== Problem to solve ==
Convert the data, starting with its first line and going on through the line containing "- residue: F: [68, 425, 74, 435]", into a JSON list of strings with one string per line. Leave out any blank lines.

== Data to use ==
========

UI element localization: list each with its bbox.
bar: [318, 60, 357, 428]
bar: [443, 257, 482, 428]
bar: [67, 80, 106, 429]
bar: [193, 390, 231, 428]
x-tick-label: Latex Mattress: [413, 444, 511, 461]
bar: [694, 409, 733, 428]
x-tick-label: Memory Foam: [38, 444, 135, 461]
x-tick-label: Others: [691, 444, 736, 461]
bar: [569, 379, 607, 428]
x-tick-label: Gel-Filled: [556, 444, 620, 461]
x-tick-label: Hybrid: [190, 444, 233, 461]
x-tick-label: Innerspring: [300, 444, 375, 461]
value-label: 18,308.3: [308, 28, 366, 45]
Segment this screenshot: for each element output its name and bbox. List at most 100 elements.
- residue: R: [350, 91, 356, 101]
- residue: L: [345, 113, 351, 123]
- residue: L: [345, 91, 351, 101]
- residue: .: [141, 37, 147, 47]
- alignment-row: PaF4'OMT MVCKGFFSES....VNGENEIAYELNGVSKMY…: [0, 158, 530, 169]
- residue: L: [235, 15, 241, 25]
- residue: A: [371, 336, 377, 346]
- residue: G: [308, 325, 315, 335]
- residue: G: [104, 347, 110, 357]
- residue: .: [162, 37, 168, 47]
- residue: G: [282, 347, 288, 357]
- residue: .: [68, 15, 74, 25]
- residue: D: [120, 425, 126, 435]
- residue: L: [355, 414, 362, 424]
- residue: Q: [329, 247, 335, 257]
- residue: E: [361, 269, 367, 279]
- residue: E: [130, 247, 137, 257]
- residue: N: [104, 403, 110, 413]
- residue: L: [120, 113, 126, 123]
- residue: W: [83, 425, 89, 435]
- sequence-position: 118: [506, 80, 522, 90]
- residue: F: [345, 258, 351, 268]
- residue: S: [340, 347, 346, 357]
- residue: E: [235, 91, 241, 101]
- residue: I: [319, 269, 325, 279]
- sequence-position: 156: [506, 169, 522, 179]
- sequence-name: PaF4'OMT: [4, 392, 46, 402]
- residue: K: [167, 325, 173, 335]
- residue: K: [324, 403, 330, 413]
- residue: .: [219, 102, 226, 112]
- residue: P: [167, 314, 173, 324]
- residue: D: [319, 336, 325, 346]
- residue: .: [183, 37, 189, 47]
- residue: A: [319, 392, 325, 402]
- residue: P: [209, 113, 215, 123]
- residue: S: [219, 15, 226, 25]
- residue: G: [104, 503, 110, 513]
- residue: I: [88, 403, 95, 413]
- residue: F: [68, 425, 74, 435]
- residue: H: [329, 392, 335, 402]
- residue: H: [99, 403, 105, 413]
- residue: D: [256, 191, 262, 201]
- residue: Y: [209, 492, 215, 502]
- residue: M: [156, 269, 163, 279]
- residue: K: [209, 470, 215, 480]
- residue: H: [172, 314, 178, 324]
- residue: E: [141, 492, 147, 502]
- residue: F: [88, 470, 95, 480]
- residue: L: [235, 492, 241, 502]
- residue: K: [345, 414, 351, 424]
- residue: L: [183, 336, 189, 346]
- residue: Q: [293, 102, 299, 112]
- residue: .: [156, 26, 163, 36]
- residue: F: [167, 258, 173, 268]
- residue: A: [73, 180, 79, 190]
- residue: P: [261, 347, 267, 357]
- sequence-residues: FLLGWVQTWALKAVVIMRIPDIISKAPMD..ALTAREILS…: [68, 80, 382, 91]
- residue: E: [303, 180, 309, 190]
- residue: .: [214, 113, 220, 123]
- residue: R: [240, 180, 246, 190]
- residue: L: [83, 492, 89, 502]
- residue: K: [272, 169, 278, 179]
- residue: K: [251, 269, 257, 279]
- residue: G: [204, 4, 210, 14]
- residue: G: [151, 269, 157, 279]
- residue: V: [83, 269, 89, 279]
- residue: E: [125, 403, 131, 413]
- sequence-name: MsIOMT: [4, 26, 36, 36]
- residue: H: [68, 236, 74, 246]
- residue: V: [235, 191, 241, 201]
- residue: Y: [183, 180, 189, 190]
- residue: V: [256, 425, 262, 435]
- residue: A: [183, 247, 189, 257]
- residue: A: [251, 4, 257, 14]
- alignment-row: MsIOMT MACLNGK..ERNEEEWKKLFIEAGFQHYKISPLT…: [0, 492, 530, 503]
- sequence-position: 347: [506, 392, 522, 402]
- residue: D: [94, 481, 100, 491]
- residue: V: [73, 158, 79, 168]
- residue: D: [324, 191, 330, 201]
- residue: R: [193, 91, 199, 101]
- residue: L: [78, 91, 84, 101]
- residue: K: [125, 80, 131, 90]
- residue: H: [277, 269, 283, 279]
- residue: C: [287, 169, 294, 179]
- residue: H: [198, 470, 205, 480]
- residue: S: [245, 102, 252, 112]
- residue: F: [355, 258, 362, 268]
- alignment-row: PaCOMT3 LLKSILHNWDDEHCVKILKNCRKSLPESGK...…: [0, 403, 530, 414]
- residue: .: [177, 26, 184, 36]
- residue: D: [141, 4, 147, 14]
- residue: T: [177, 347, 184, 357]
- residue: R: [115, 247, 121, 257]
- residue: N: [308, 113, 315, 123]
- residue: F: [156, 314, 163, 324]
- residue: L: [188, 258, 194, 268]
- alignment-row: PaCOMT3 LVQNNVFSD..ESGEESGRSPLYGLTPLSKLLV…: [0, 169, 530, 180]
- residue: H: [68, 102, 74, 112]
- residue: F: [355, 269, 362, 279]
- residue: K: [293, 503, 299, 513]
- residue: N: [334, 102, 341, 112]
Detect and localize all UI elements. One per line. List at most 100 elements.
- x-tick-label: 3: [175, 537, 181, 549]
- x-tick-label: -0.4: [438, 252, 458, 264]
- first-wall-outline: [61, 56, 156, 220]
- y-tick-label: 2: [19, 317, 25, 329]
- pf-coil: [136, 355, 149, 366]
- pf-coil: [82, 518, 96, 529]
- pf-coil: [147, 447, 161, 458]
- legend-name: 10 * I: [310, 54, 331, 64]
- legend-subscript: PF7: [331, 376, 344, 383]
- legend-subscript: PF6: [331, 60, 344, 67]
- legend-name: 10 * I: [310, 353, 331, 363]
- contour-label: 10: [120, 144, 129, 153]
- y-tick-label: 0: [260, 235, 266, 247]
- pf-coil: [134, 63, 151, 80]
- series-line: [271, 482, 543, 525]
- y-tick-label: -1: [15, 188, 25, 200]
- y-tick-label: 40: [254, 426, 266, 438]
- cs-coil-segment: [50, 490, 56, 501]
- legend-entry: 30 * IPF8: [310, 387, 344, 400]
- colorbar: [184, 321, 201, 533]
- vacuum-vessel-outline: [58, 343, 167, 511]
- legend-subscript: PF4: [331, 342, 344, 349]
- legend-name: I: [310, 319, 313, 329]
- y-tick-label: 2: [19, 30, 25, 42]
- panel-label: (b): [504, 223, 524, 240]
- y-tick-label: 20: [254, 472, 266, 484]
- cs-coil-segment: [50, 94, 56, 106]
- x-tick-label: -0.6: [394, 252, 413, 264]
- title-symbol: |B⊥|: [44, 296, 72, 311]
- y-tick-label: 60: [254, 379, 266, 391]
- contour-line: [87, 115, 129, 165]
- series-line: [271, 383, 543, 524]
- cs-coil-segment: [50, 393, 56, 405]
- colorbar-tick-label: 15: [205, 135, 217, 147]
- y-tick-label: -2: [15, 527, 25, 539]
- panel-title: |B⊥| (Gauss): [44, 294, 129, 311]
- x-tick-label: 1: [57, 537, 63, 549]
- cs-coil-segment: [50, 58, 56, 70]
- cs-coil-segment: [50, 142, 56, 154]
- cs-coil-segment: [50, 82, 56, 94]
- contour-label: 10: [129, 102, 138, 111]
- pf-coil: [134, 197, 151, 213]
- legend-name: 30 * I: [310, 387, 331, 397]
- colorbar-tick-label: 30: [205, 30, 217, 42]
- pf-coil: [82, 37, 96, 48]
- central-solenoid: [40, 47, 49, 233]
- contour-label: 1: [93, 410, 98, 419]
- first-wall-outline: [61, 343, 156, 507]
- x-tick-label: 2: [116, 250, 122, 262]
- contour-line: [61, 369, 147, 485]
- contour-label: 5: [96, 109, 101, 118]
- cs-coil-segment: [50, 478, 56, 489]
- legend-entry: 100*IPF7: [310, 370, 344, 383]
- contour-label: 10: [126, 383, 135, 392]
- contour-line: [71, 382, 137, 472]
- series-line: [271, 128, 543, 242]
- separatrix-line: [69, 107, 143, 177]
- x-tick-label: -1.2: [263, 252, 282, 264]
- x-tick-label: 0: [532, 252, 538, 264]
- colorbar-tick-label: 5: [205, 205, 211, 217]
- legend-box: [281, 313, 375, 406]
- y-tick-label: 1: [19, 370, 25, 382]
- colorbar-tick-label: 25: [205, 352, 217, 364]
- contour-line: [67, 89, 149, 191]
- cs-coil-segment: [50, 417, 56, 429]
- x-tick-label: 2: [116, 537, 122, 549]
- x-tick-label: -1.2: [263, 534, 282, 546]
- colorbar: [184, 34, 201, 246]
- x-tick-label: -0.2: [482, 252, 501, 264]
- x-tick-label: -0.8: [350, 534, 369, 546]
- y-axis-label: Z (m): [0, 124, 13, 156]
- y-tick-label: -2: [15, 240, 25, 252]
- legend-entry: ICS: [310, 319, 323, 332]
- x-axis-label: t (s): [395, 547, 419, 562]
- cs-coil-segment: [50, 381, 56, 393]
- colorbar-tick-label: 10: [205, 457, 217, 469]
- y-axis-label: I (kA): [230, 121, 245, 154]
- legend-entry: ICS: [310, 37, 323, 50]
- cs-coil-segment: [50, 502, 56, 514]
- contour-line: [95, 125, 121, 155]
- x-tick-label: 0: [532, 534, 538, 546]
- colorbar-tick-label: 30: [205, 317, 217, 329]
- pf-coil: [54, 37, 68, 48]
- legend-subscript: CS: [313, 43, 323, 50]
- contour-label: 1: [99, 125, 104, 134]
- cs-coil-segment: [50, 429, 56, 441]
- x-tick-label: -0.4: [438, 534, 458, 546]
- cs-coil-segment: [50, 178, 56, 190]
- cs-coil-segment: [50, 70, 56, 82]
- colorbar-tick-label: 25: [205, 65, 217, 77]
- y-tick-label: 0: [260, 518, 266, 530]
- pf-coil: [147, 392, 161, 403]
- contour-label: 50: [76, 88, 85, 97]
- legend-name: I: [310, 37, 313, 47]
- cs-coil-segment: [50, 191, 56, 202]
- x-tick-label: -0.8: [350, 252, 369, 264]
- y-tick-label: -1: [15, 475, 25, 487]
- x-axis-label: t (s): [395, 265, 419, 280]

========

== Task output ==
[
  "UI element localization: list each with its bbox.",
  "bar: [318, 60, 357, 428]",
  "bar: [443, 257, 482, 428]",
  "bar: [67, 80, 106, 429]",
  "bar: [193, 390, 231, 428]",
  "x-tick-label: Latex Mattress: [413, 444, 511, 461]",
  "bar: [694, 409, 733, 428]",
  "x-tick-label: Memory Foam: [38, 444, 135, 461]",
  "x-tick-label: Others: [691, 444, 736, 461]",
  "bar: [569, 379, 607, 428]",
  "x-tick-label: Gel-Filled: [556, 444, 620, 461]",
  "x-tick-label: Hybrid: [190, 444, 233, 461]",
  "x-tick-label: Innerspring: [300, 444, 375, 461]",
  "value-label: 18,308.3: [308, 28, 366, 45]",
  "Segment this screenshot: for each element output its name and bbox. List at most 100 elements.",
  "- residue: R: [350, 91, 356, 101]",
  "- residue: L: [345, 113, 351, 123]",
  "- residue: L: [345, 91, 351, 101]",
  "- residue: .: [141, 37, 147, 47]",
  "- alignment-row: PaF4'OMT MVCKGFFSES....VNGENEIAYELNGVSKMY…: [0, 158, 530, 169]",
  "- residue: L: [235, 15, 241, 25]",
  "- residue: A: [371, 336, 377, 346]",
  "- residue: G: [308, 325, 315, 335]",
  "- residue: G: [104, 347, 110, 357]",
  "- residue: .: [162, 37, 168, 47]",
  "- residue: G: [282, 347, 288, 357]",
  "- residue: .: [68, 15, 74, 25]",
  "- residue: D: [120, 425, 126, 435]",
  "- residue: L: [355, 414, 362, 424]",
  "- residue: Q: [329, 247, 335, 257]",
  "- residue: E: [361, 269, 367, 279]",
  "- residue: E: [130, 247, 137, 257]",
  "- residue: N: [104, 403, 110, 413]",
  "- residue: L: [120, 113, 126, 123]",
  "- residue: W: [83, 425, 89, 435]",
  "- sequence-position: 118: [506, 80, 522, 90]",
  "- residue: F: [345, 258, 351, 268]",
  "- residue: S: [340, 347, 346, 357]",
  "- residue: E: [235, 91, 241, 101]",
  "- residue: I: [319, 269, 325, 279]",
  "- sequence-position: 156: [506, 169, 522, 179]",
  "- sequence-name: PaF4'OMT: [4, 392, 46, 402]",
  "- residue: K: [167, 325, 173, 335]",
  "- residue: K: [324, 403, 330, 413]",
  "- residue: .: [219, 102, 226, 112]",
  "- residue: P: [167, 314, 173, 324]",
  "- residue: D: [319, 336, 325, 346]",
  "- residue: .: [183, 37, 189, 47]",
  "- residue: A: [319, 392, 325, 402]",
  "- residue: P: [209, 113, 215, 123]",
  "- residue: S: [219, 15, 226, 25]",
  "- residue: G: [104, 503, 110, 513]",
  "- residue: I: [88, 403, 95, 413]",
  "- residue: F: [68, 425, 74, 435]"
]